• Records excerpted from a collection
=== Begin Enclosure ===

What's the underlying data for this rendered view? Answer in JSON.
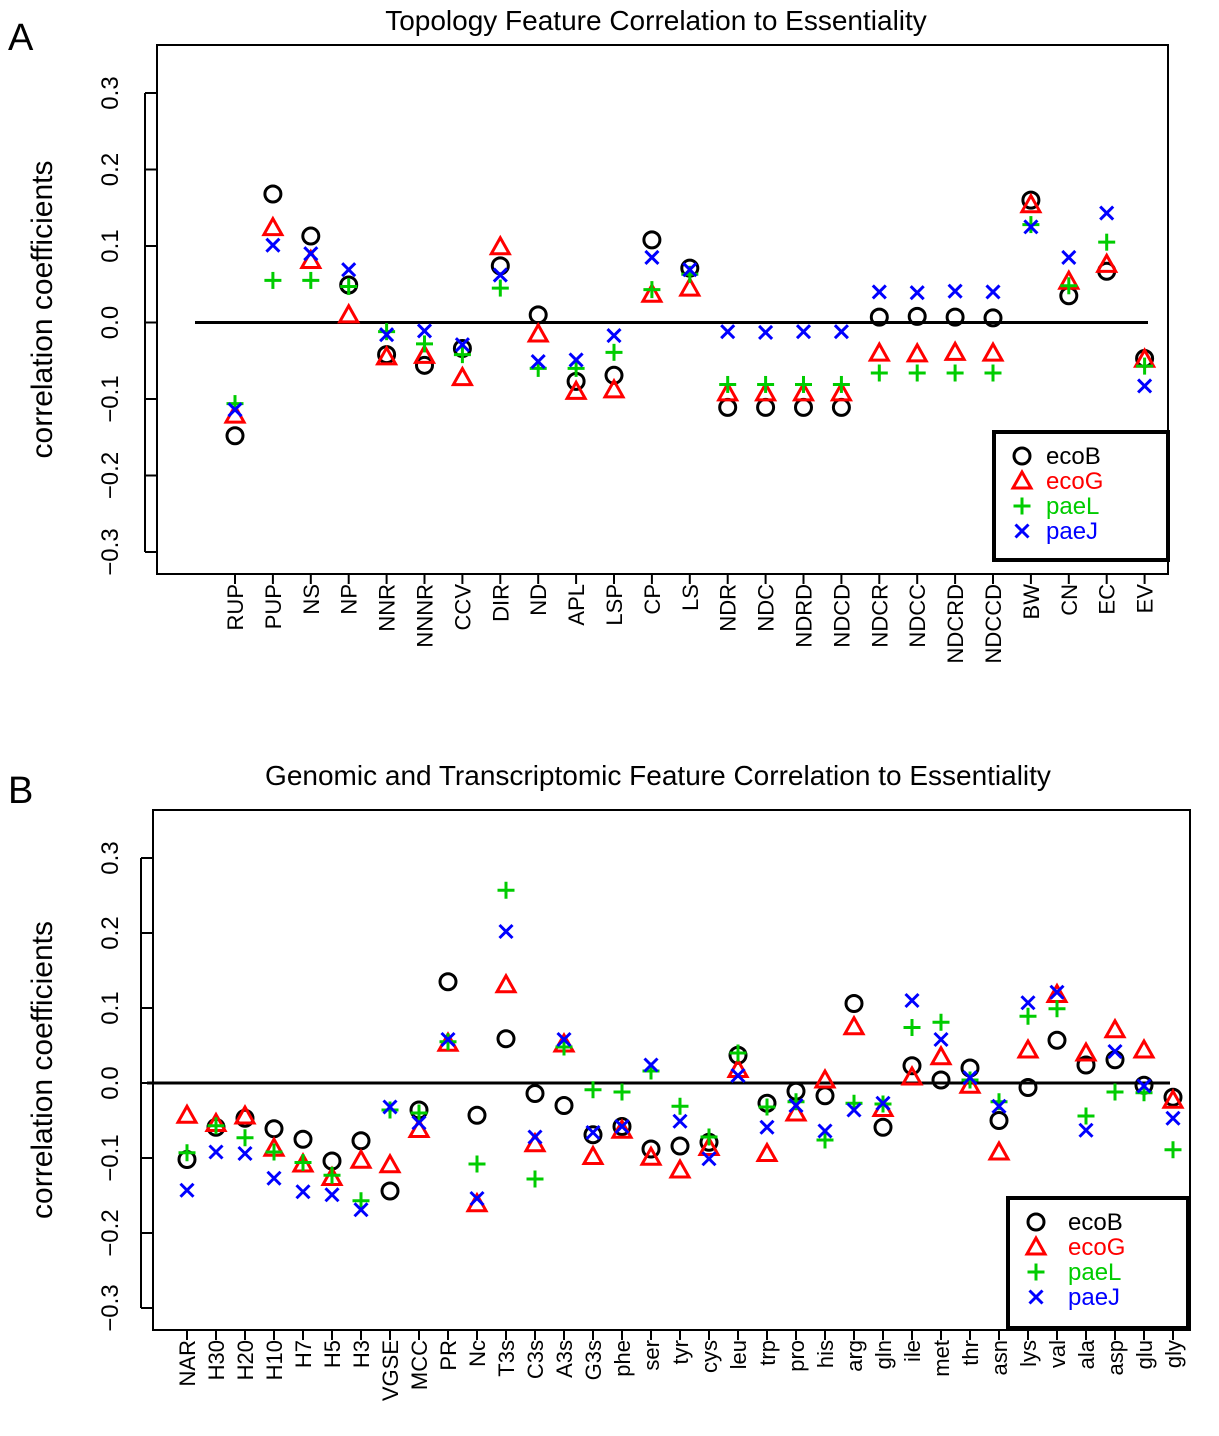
{
  "chart_data": [
    {
      "type": "scatter",
      "panel_label": "A",
      "title": "Topology Feature Correlation to Essentiality",
      "ylabel": "correlation coefficients",
      "ylim": [
        -0.3,
        0.3
      ],
      "yticks": [
        -0.3,
        -0.2,
        -0.1,
        0.0,
        0.1,
        0.2,
        0.3
      ],
      "ytick_labels": [
        "−0.3",
        "−0.2",
        "−0.1",
        "0.0",
        "0.1",
        "0.2",
        "0.3"
      ],
      "reference_line": 0,
      "legend_position": "bottom-right",
      "categories": [
        "RUP",
        "PUP",
        "NS",
        "NP",
        "NNR",
        "NNNR",
        "CCV",
        "DIR",
        "ND",
        "APL",
        "LSP",
        "CP",
        "LS",
        "NDR",
        "NDC",
        "NDRD",
        "NDCD",
        "NDCR",
        "NDCC",
        "NDCRD",
        "NDCCD",
        "BW",
        "CN",
        "EC",
        "EV"
      ],
      "series": [
        {
          "name": "ecoB",
          "marker": "circle",
          "color": "#000000",
          "values": [
            -0.148,
            0.168,
            0.113,
            0.049,
            -0.042,
            -0.056,
            -0.034,
            0.074,
            0.01,
            -0.077,
            -0.069,
            0.108,
            0.071,
            -0.111,
            -0.111,
            -0.111,
            -0.111,
            0.007,
            0.008,
            0.007,
            0.006,
            0.16,
            0.035,
            0.067,
            -0.047
          ]
        },
        {
          "name": "ecoG",
          "marker": "triangle",
          "color": "#ff0000",
          "values": [
            -0.121,
            0.124,
            0.081,
            0.01,
            -0.045,
            -0.043,
            -0.072,
            0.099,
            -0.015,
            -0.09,
            -0.088,
            0.037,
            0.045,
            -0.092,
            -0.092,
            -0.092,
            -0.092,
            -0.04,
            -0.041,
            -0.039,
            -0.04,
            0.154,
            0.054,
            0.076,
            -0.048
          ]
        },
        {
          "name": "paeL",
          "marker": "plus",
          "color": "#00cc00",
          "values": [
            -0.106,
            0.055,
            0.055,
            0.047,
            -0.012,
            -0.028,
            -0.042,
            0.045,
            -0.06,
            -0.06,
            -0.039,
            0.043,
            0.063,
            -0.081,
            -0.081,
            -0.081,
            -0.081,
            -0.066,
            -0.066,
            -0.066,
            -0.066,
            0.128,
            0.048,
            0.105,
            -0.057
          ]
        },
        {
          "name": "paeJ",
          "marker": "x",
          "color": "#0000ff",
          "values": [
            -0.114,
            0.101,
            0.09,
            0.069,
            -0.016,
            -0.011,
            -0.029,
            0.062,
            -0.051,
            -0.049,
            -0.017,
            0.085,
            0.069,
            -0.012,
            -0.013,
            -0.012,
            -0.012,
            0.04,
            0.039,
            0.041,
            0.04,
            0.125,
            0.085,
            0.143,
            -0.083
          ]
        }
      ]
    },
    {
      "type": "scatter",
      "panel_label": "B",
      "title": "Genomic and Transcriptomic Feature Correlation to Essentiality",
      "ylabel": "correlation coefficients",
      "ylim": [
        -0.3,
        0.3
      ],
      "yticks": [
        -0.3,
        -0.2,
        -0.1,
        0.0,
        0.1,
        0.2,
        0.3
      ],
      "ytick_labels": [
        "−0.3",
        "−0.2",
        "−0.1",
        "0.0",
        "0.1",
        "0.2",
        "0.3"
      ],
      "reference_line": 0,
      "legend_position": "bottom-right",
      "categories": [
        "NAR",
        "H30",
        "H20",
        "H10",
        "H7",
        "H5",
        "H3",
        "VGSE",
        "MCC",
        "PR",
        "Nc",
        "T3s",
        "C3s",
        "A3s",
        "G3s",
        "phe",
        "ser",
        "tyr",
        "cys",
        "leu",
        "trp",
        "pro",
        "his",
        "arg",
        "gln",
        "ile",
        "met",
        "thr",
        "asn",
        "lys",
        "val",
        "ala",
        "asp",
        "glu",
        "gly"
      ],
      "series": [
        {
          "name": "ecoB",
          "marker": "circle",
          "color": "#000000",
          "values": [
            -0.102,
            -0.059,
            -0.047,
            -0.061,
            -0.075,
            -0.104,
            -0.077,
            -0.144,
            -0.036,
            0.135,
            -0.043,
            0.059,
            -0.014,
            -0.03,
            -0.069,
            -0.058,
            -0.088,
            -0.084,
            -0.079,
            0.037,
            -0.027,
            -0.011,
            -0.017,
            0.106,
            -0.059,
            0.023,
            0.004,
            0.02,
            -0.05,
            -0.006,
            0.057,
            0.024,
            0.031,
            -0.003,
            -0.019
          ]
        },
        {
          "name": "ecoG",
          "marker": "triangle",
          "color": "#ff0000",
          "values": [
            -0.043,
            -0.054,
            -0.044,
            -0.087,
            -0.108,
            -0.126,
            -0.103,
            -0.109,
            -0.062,
            0.053,
            -0.161,
            0.131,
            -0.081,
            0.052,
            -0.098,
            -0.063,
            -0.099,
            -0.116,
            -0.086,
            0.018,
            -0.094,
            -0.04,
            0.004,
            0.075,
            -0.034,
            0.008,
            0.035,
            -0.003,
            -0.092,
            0.044,
            0.118,
            0.04,
            0.071,
            0.044,
            -0.023
          ]
        },
        {
          "name": "paeL",
          "marker": "plus",
          "color": "#00cc00",
          "values": [
            -0.093,
            -0.057,
            -0.073,
            -0.092,
            -0.106,
            -0.123,
            -0.157,
            -0.036,
            -0.04,
            0.055,
            -0.108,
            0.257,
            -0.128,
            0.048,
            -0.009,
            -0.012,
            0.016,
            -0.031,
            -0.072,
            0.04,
            -0.032,
            -0.025,
            -0.076,
            -0.027,
            -0.028,
            0.074,
            0.081,
            0.004,
            -0.025,
            0.089,
            0.099,
            -0.044,
            -0.012,
            -0.013,
            -0.089
          ]
        },
        {
          "name": "paeJ",
          "marker": "x",
          "color": "#0000ff",
          "values": [
            -0.143,
            -0.092,
            -0.094,
            -0.127,
            -0.145,
            -0.149,
            -0.169,
            -0.032,
            -0.053,
            0.058,
            -0.154,
            0.202,
            -0.072,
            0.058,
            -0.066,
            -0.058,
            0.024,
            -0.051,
            -0.101,
            0.01,
            -0.059,
            -0.03,
            -0.064,
            -0.036,
            -0.027,
            0.11,
            0.058,
            0.007,
            -0.031,
            0.107,
            0.121,
            -0.063,
            0.042,
            -0.004,
            -0.047
          ]
        }
      ]
    }
  ]
}
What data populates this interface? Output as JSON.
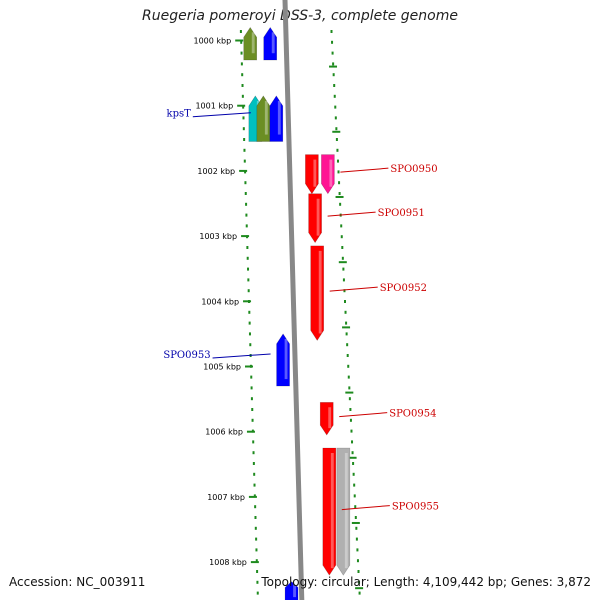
{
  "title": "Ruegeria pomeroyi DSS-3, complete genome",
  "ruler": {
    "unit": "kbp",
    "ticks": [
      {
        "kbp": 1000,
        "label": "1000 kbp"
      },
      {
        "kbp": 1001,
        "label": "1001 kbp"
      },
      {
        "kbp": 1002,
        "label": "1002 kbp"
      },
      {
        "kbp": 1003,
        "label": "1003 kbp"
      },
      {
        "kbp": 1004,
        "label": "1004 kbp"
      },
      {
        "kbp": 1005,
        "label": "1005 kbp"
      },
      {
        "kbp": 1006,
        "label": "1006 kbp"
      },
      {
        "kbp": 1007,
        "label": "1007 kbp"
      },
      {
        "kbp": 1008,
        "label": "1008 kbp"
      }
    ]
  },
  "genes": [
    {
      "strand": "reverse",
      "color": "#6b8e23",
      "start_kbp": 999.8,
      "end_kbp": 1000.3
    },
    {
      "strand": "reverse",
      "color": "#0000ff",
      "start_kbp": 999.8,
      "end_kbp": 1000.3
    },
    {
      "strand": "reverse",
      "color": "#00c0c0",
      "start_kbp": 1000.85,
      "end_kbp": 1001.55
    },
    {
      "strand": "reverse",
      "color": "#6b8e23",
      "start_kbp": 1000.85,
      "end_kbp": 1001.55,
      "label": "kpsT",
      "label_color": "#0000aa"
    },
    {
      "strand": "reverse",
      "color": "#0000ff",
      "start_kbp": 1000.85,
      "end_kbp": 1001.55
    },
    {
      "strand": "forward",
      "color": "#ff0000",
      "start_kbp": 1001.75,
      "end_kbp": 1002.35
    },
    {
      "strand": "forward",
      "color": "#ff1493",
      "start_kbp": 1001.75,
      "end_kbp": 1002.35,
      "label": "SPO0950",
      "label_color": "#cc0000"
    },
    {
      "strand": "forward",
      "color": "#ff0000",
      "start_kbp": 1002.35,
      "end_kbp": 1003.1,
      "label": "SPO0951",
      "label_color": "#cc0000"
    },
    {
      "strand": "forward",
      "color": "#ff0000",
      "start_kbp": 1003.15,
      "end_kbp": 1004.6,
      "label": "SPO0952",
      "label_color": "#cc0000"
    },
    {
      "strand": "reverse",
      "color": "#0000ff",
      "start_kbp": 1004.5,
      "end_kbp": 1005.3,
      "label": "SPO0953",
      "label_color": "#0000aa"
    },
    {
      "strand": "forward",
      "color": "#ff0000",
      "start_kbp": 1005.55,
      "end_kbp": 1006.05,
      "label": "SPO0954",
      "label_color": "#cc0000"
    },
    {
      "strand": "forward",
      "color": "#ff0000",
      "start_kbp": 1006.25,
      "end_kbp": 1008.2,
      "label": "SPO0955",
      "label_color": "#cc0000"
    },
    {
      "strand": "forward",
      "color": "#b0b0b0",
      "start_kbp": 1006.25,
      "end_kbp": 1008.2
    },
    {
      "strand": "reverse",
      "color": "#0000ff",
      "start_kbp": 1008.3,
      "end_kbp": 1008.6
    }
  ],
  "colors": {
    "backbone": "#888888",
    "dots": "#1e8a1e",
    "forward_label": "#cc0000",
    "reverse_label": "#0000aa"
  },
  "footer": {
    "accession": "Accession: NC_003911",
    "summary": "Topology: circular; Length: 4,109,442 bp; Genes: 3,872"
  }
}
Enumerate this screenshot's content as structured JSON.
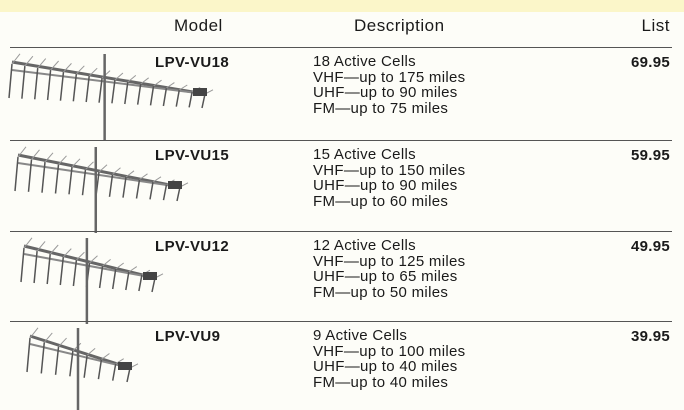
{
  "table": {
    "headers": [
      "Model",
      "Description",
      "List"
    ],
    "rows": [
      {
        "model": "LPV-VU18",
        "description": [
          "18 Active Cells",
          "VHF—up to 175 miles",
          "UHF—up to 90 miles",
          "FM—up to 75 miles"
        ],
        "list": "69.95"
      },
      {
        "model": "LPV-VU15",
        "description": [
          "15 Active Cells",
          "VHF—up to 150 miles",
          "UHF—up to 90 miles",
          "FM—up to 60 miles"
        ],
        "list": "59.95"
      },
      {
        "model": "LPV-VU12",
        "description": [
          "12 Active Cells",
          "VHF—up to 125 miles",
          "UHF—up to 65 miles",
          "FM—up to 50 miles"
        ],
        "list": "49.95"
      },
      {
        "model": "LPV-VU9",
        "description": [
          "9 Active Cells",
          "VHF—up to 100 miles",
          "UHF—up to 40 miles",
          "FM—up to 40 miles"
        ],
        "list": "39.95"
      }
    ]
  }
}
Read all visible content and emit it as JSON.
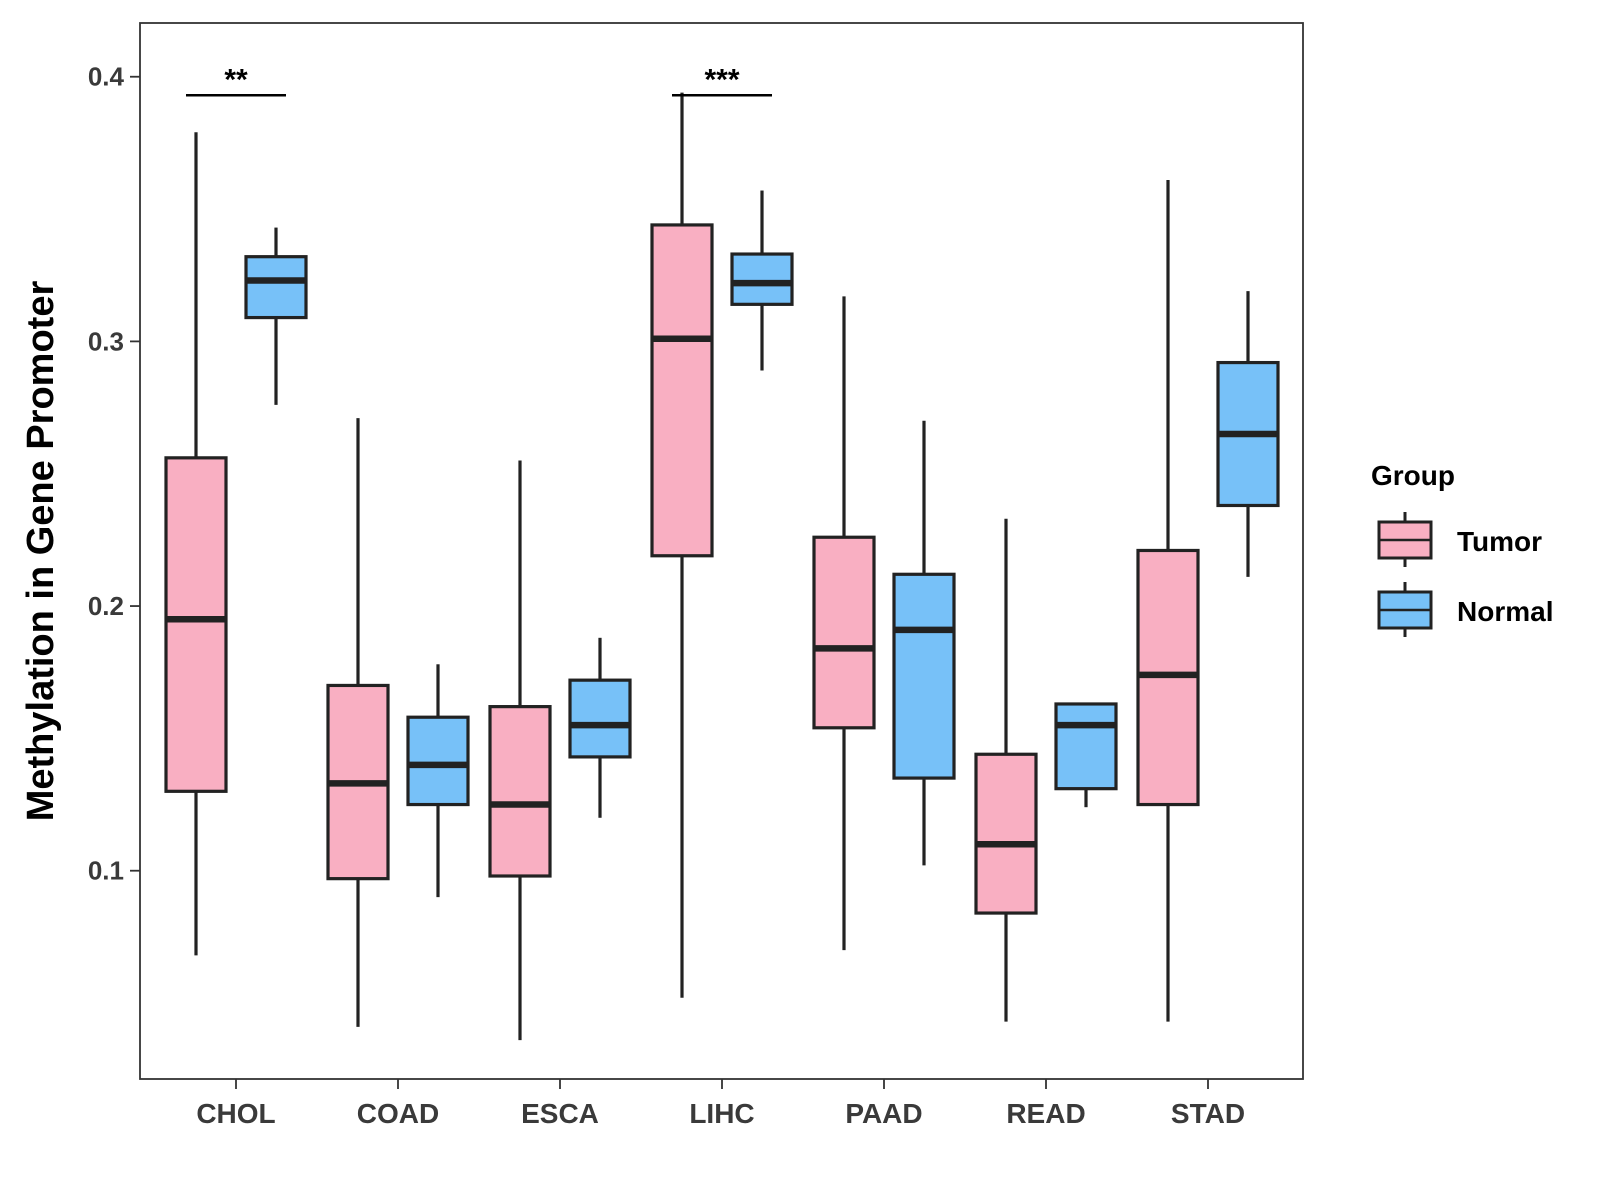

=== End Enclosure ===

• WHAT YOU NEED TO DO
Leave every picture out and copy precisely the lines from the one containing "Enumerate this screenshot's" through the last line of the data above, both ends included.

• EXERCISE ANSWER
Enumerate this screenshot's content as structured JSON.
{
  "table": {
    "headers": [
      "Model",
      "Description",
      "List"
    ],
    "rows": [
      {
        "model": "LPV-VU18",
        "description": [
          "18 Active Cells",
          "VHF—up to 175 miles",
          "UHF—up to 90 miles",
          "FM—up to 75 miles"
        ],
        "list": "69.95"
      },
      {
        "model": "LPV-VU15",
        "description": [
          "15 Active Cells",
          "VHF—up to 150 miles",
          "UHF—up to 90 miles",
          "FM—up to 60 miles"
        ],
        "list": "59.95"
      },
      {
        "model": "LPV-VU12",
        "description": [
          "12 Active Cells",
          "VHF—up to 125 miles",
          "UHF—up to 65 miles",
          "FM—up to 50 miles"
        ],
        "list": "49.95"
      },
      {
        "model": "LPV-VU9",
        "description": [
          "9 Active Cells",
          "VHF—up to 100 miles",
          "UHF—up to 40 miles",
          "FM—up to 40 miles"
        ],
        "list": "39.95"
      }
    ]
  }
}
Read all visible content and emit it as JSON.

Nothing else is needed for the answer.